- [Exercise]: Please write the listing below out again exactly, leaving every picture behind.

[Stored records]
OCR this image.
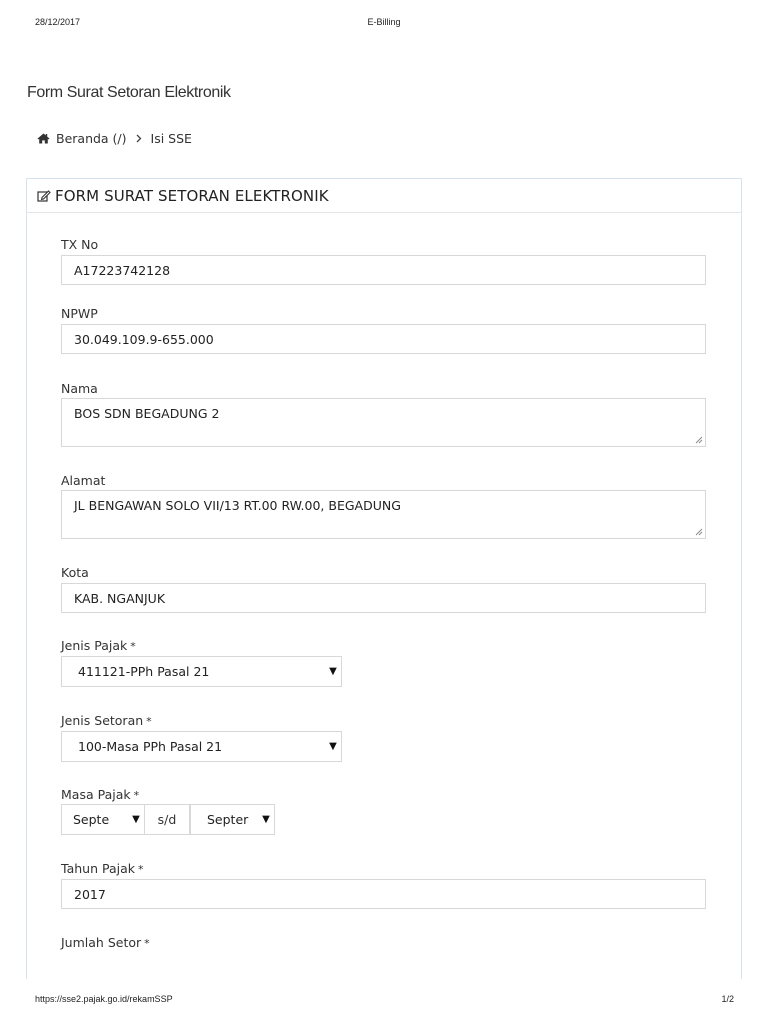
28/12/2017	E-Billing
Form Surat Setoran Elektronik
Beranda (/) Isi SSE
FORM SURAT SETORAN ELEKTRONIK
TX No
A17223742128
NPWP
30.049.109.9-655.000
Nama
BOS SDN BEGADUNG 2
Alamat
JL BENGAWAN SOLO VII/13 RT.00 RW.00, BEGADUNG
Kota
KAB. NGANJUK
Jenis Pajak *
411121-PPh Pasal 21	▼
Jenis Setoran *
100-Masa PPh Pasal 21	▼
Masa Pajak *
Septe	▼	s/d	Septer	▼
Tahun Pajak *
2017
Jumlah Setor *
https://sse2.pajak.go.id/rekamSSP	1/2
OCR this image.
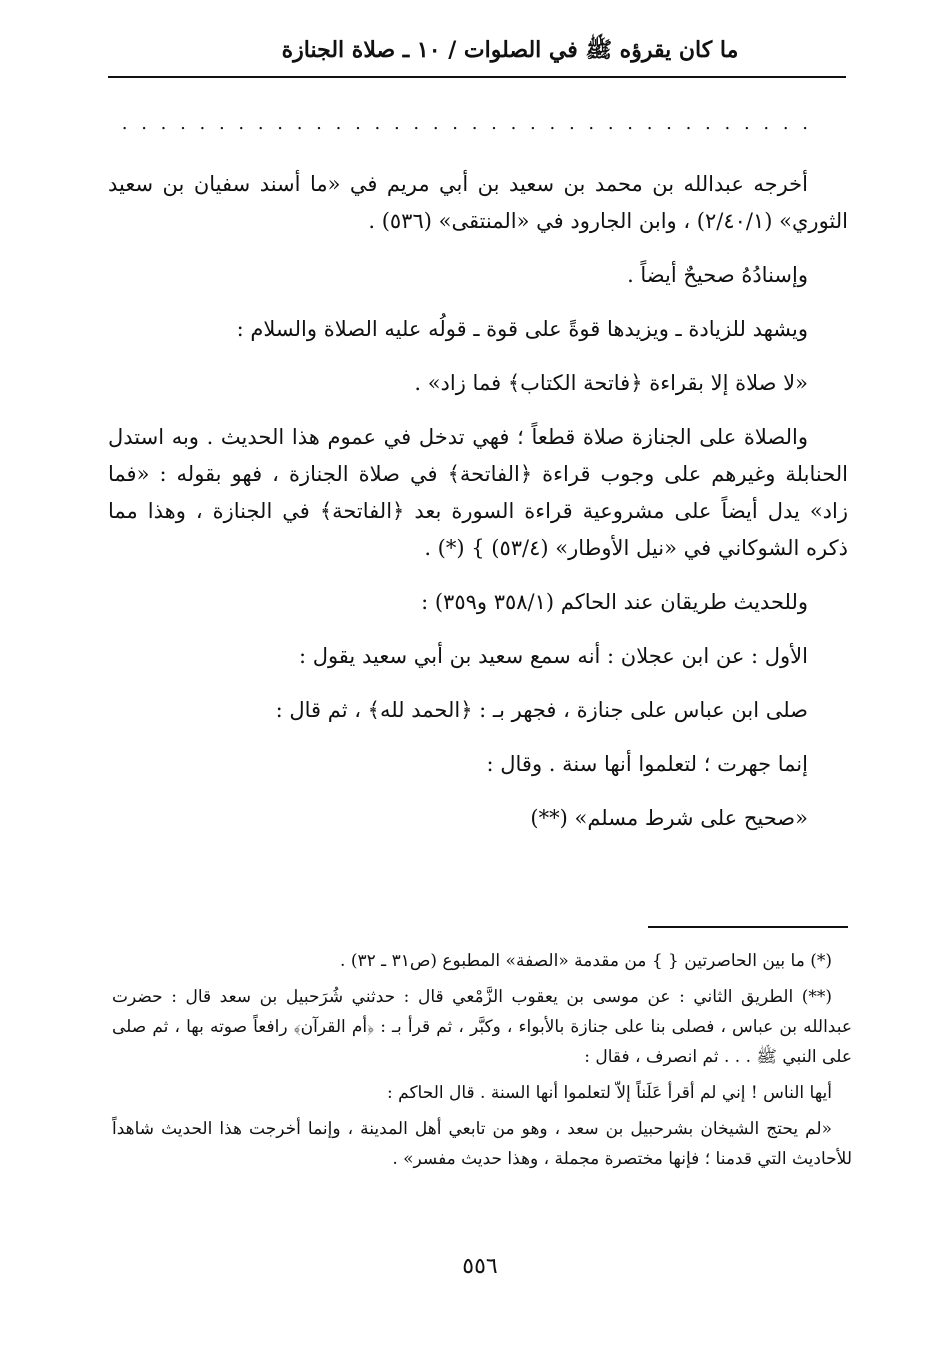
ما كان يقرؤه ﷺ في الصلوات / ١٠ ـ صلاة الجنازة
. . . . . . . . . . . . . . . . . . . . . . . . . . . . . . . . . . . .

أخرجه عبدالله بن محمد بن سعيد بن أبي مريم في «ما أسند سفيان بن سعيد الثوري» (٢/٤٠/١) ، وابن الجارود في «المنتقى» (٥٣٦) .

وإسنادُهُ صحيحٌ أيضاً .

ويشهد للزيادة ـ ويزيدها قوةً على قوة ـ قولُه عليه الصلاة والسلام :

«لا صلاة إلا بقراءة ﴿فاتحة الكتاب﴾ فما زاد» .

والصلاة على الجنازة صلاة قطعاً ؛ فهي تدخل في عموم هذا الحديث . وبه استدل الحنابلة وغيرهم على وجوب قراءة ﴿الفاتحة﴾ في صلاة الجنازة ، فهو بقوله : «فما زاد» يدل أيضاً على مشروعية قراءة السورة بعد ﴿الفاتحة﴾ في الجنازة ، وهذا مما ذكره الشوكاني في «نيل الأوطار» (٥٣/٤) } (*) .

وللحديث طريقان عند الحاكم (٣٥٨/١ و٣٥٩) :

الأول : عن ابن عجلان : أنه سمع سعيد بن أبي سعيد يقول :

صلى ابن عباس على جنازة ، فجهر بـ : ﴿الحمد لله﴾ ، ثم قال :

إنما جهرت ؛ لتعلموا أنها سنة . وقال :

«صحيح على شرط مسلم» (**)

(*) ما بين الحاصرتين { } من مقدمة «الصفة» المطبوع (ص٣١ ـ ٣٢) .

(**) الطريق الثاني : عن موسى بن يعقوب الزَّمْعي قال : حدثني شُرَحبيل بن سعد قال : حضرت عبدالله بن عباس ، فصلى بنا على جنازة بالأبواء ، وكبَّر ، ثم قرأ بـ : ﴿أم القرآن﴾ رافعاً صوته بها ، ثم صلى على النبي ﷺ . . . ثم انصرف ، فقال :

أيها الناس ! إني لم أقرأ عَلَناً إلاّ لتعلموا أنها السنة . قال الحاكم :

«لم يحتج الشيخان بشرحبيل بن سعد ، وهو من تابعي أهل المدينة ، وإنما أخرجت هذا الحديث شاهداً للأحاديث التي قدمنا ؛ فإنها مختصرة مجملة ، وهذا حديث مفسر» .

٥٥٦
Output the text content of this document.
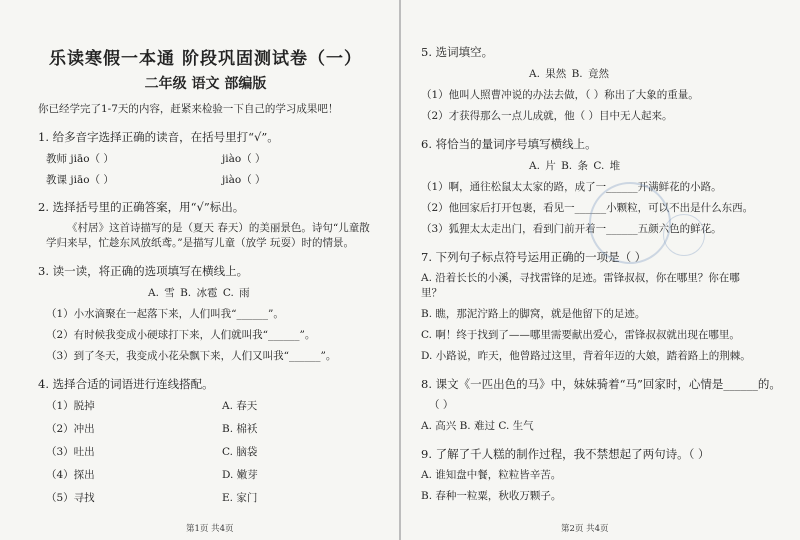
乐读寒假一本通 阶段巩固测试卷（一）
二年级 语文 部编版
你已经学完了1-7天的内容，赶紧来检验一下自己的学习成果吧！
1. 给多音字选择正确的读音，在括号里打“√”。
教师 jiāo（ ）	jiào（ ）
教课 jiāo（ ）	jiào（ ）
2. 选择括号里的正确答案，用“√”标出。
《村居》这首诗描写的是（夏天 春天）的美丽景色。诗句“儿童散学归来早，忙趁东风放纸鸢。”是描写儿童（放学 玩耍）时的情景。
3. 读一读，将正确的选项填写在横线上。
A. 雪 B. 冰雹 C. 雨
（1）小水滴聚在一起落下来，人们叫我“______”。
（2）有时候我变成小硬球打下来，人们就叫我“______”。
（3）到了冬天，我变成小花朵飘下来，人们又叫我“______”。
4. 选择合适的词语进行连线搭配。
（1）脱掉	A. 春天
（2）冲出	B. 棉袄
（3）吐出	C. 脑袋
（4）探出	D. 嫩芽
（5）寻找	E. 家门
第1页 共4页
5. 选词填空。
A. 果然 B. 竟然
（1）他叫人照曹冲说的办法去做，（ ）称出了大象的重量。
（2）才获得那么一点儿成就，他（ ）目中无人起来。
6. 将恰当的量词序号填写横线上。
A. 片 B. 条 C. 堆
（1）啊，通往松鼠太太家的路，成了一______开满鲜花的小路。
（2）他回家后打开包裹，看见一______小颗粒，可以不出是什么东西。
（3）狐狸太太走出门，看到门前开着一______五颜六色的鲜花。
7. 下列句子标点符号运用正确的一项是（ ）
A. 沿着长长的小溪，寻找雷锋的足迹。雷锋叔叔，你在哪里？你在哪里？
B. 瞧，那泥泞路上的脚窝，就是他留下的足迹。
C. 啊！终于找到了——哪里需要献出爱心，雷锋叔叔就出现在哪里。
D. 小路说，昨天，他曾路过这里，背着年迈的大娘，踏着路上的荆棘。
8. 课文《一匹出色的马》中，妹妹骑着“马”回家时，心情是______的。
（ ）
A. 高兴 B. 难过 C. 生气
9. 了解了千人糕的制作过程，我不禁想起了两句诗。（ ）
A. 谁知盘中餐，粒粒皆辛苦。
B. 春种一粒粟，秋收万颗子。
第2页 共4页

- [Answer in full]:
OCR this image.
28/12/2017	E-Billing
Form Surat Setoran Elektronik
Beranda (/) Isi SSE
FORM SURAT SETORAN ELEKTRONIK
TX No
A17223742128
NPWP
30.049.109.9-655.000
Nama
BOS SDN BEGADUNG 2
Alamat
JL BENGAWAN SOLO VII/13 RT.00 RW.00, BEGADUNG
Kota
KAB. NGANJUK
Jenis Pajak *
411121-PPh Pasal 21	▼
Jenis Setoran *
100-Masa PPh Pasal 21	▼
Masa Pajak *
Septe	▼	s/d	Septer	▼
Tahun Pajak *
2017
Jumlah Setor *
https://sse2.pajak.go.id/rekamSSP	1/2
OCR this image.
ما كان يقرؤه ﷺ في الصلوات / ١٠ ـ صلاة الجنازة
. . . . . . . . . . . . . . . . . . . . . . . . . . . . . . . . . . . .

أخرجه عبدالله بن محمد بن سعيد بن أبي مريم في «ما أسند سفيان بن سعيد الثوري» (٢/٤٠/١) ، وابن الجارود في «المنتقى» (٥٣٦) .

وإسنادُهُ صحيحٌ أيضاً .

ويشهد للزيادة ـ ويزيدها قوةً على قوة ـ قولُه عليه الصلاة والسلام :

«لا صلاة إلا بقراءة ﴿فاتحة الكتاب﴾ فما زاد» .

والصلاة على الجنازة صلاة قطعاً ؛ فهي تدخل في عموم هذا الحديث . وبه استدل الحنابلة وغيرهم على وجوب قراءة ﴿الفاتحة﴾ في صلاة الجنازة ، فهو بقوله : «فما زاد» يدل أيضاً على مشروعية قراءة السورة بعد ﴿الفاتحة﴾ في الجنازة ، وهذا مما ذكره الشوكاني في «نيل الأوطار» (٥٣/٤) } (*) .

وللحديث طريقان عند الحاكم (٣٥٨/١ و٣٥٩) :

الأول : عن ابن عجلان : أنه سمع سعيد بن أبي سعيد يقول :

صلى ابن عباس على جنازة ، فجهر بـ : ﴿الحمد لله﴾ ، ثم قال :

إنما جهرت ؛ لتعلموا أنها سنة . وقال :

«صحيح على شرط مسلم» (**)

(*) ما بين الحاصرتين { } من مقدمة «الصفة» المطبوع (ص٣١ ـ ٣٢) .

(**) الطريق الثاني : عن موسى بن يعقوب الزَّمْعي قال : حدثني شُرَحبيل بن سعد قال : حضرت عبدالله بن عباس ، فصلى بنا على جنازة بالأبواء ، وكبَّر ، ثم قرأ بـ : ﴿أم القرآن﴾ رافعاً صوته بها ، ثم صلى على النبي ﷺ . . . ثم انصرف ، فقال :

أيها الناس ! إني لم أقرأ عَلَناً إلاّ لتعلموا أنها السنة . قال الحاكم :

«لم يحتج الشيخان بشرحبيل بن سعد ، وهو من تابعي أهل المدينة ، وإنما أخرجت هذا الحديث شاهداً للأحاديث التي قدمنا ؛ فإنها مختصرة مجملة ، وهذا حديث مفسر» .

٥٥٦
Output the text content of this document.
乐读寒假一本通 阶段巩固测试卷（一）
二年级 语文 部编版
你已经学完了1-7天的内容，赶紧来检验一下自己的学习成果吧！
1. 给多音字选择正确的读音，在括号里打“√”。
教师 jiāo（ ）	jiào（ ）
教课 jiāo（ ）	jiào（ ）
2. 选择括号里的正确答案，用“√”标出。
《村居》这首诗描写的是（夏天 春天）的美丽景色。诗句“儿童散学归来早，忙趁东风放纸鸢。”是描写儿童（放学 玩耍）时的情景。
3. 读一读，将正确的选项填写在横线上。
A. 雪 B. 冰雹 C. 雨
（1）小水滴聚在一起落下来，人们叫我“______”。
（2）有时候我变成小硬球打下来，人们就叫我“______”。
（3）到了冬天，我变成小花朵飘下来，人们又叫我“______”。
4. 选择合适的词语进行连线搭配。
（1）脱掉	A. 春天
（2）冲出	B. 棉袄
（3）吐出	C. 脑袋
（4）探出	D. 嫩芽
（5）寻找	E. 家门
第1页 共4页
5. 选词填空。
A. 果然 B. 竟然
（1）他叫人照曹冲说的办法去做，（ ）称出了大象的重量。
（2）才获得那么一点儿成就，他（ ）目中无人起来。
6. 将恰当的量词序号填写横线上。
A. 片 B. 条 C. 堆
（1）啊，通往松鼠太太家的路，成了一______开满鲜花的小路。
（2）他回家后打开包裹，看见一______小颗粒，可以不出是什么东西。
（3）狐狸太太走出门，看到门前开着一______五颜六色的鲜花。
7. 下列句子标点符号运用正确的一项是（ ）
A. 沿着长长的小溪，寻找雷锋的足迹。雷锋叔叔，你在哪里？你在哪里？
B. 瞧，那泥泞路上的脚窝，就是他留下的足迹。
C. 啊！终于找到了——哪里需要献出爱心，雷锋叔叔就出现在哪里。
D. 小路说，昨天，他曾路过这里，背着年迈的大娘，踏着路上的荆棘。
8. 课文《一匹出色的马》中，妹妹骑着“马”回家时，心情是______的。
（ ）
A. 高兴 B. 难过 C. 生气
9. 了解了千人糕的制作过程，我不禁想起了两句诗。（ ）
A. 谁知盘中餐，粒粒皆辛苦。
B. 春种一粒粟，秋收万颗子。
第2页 共4页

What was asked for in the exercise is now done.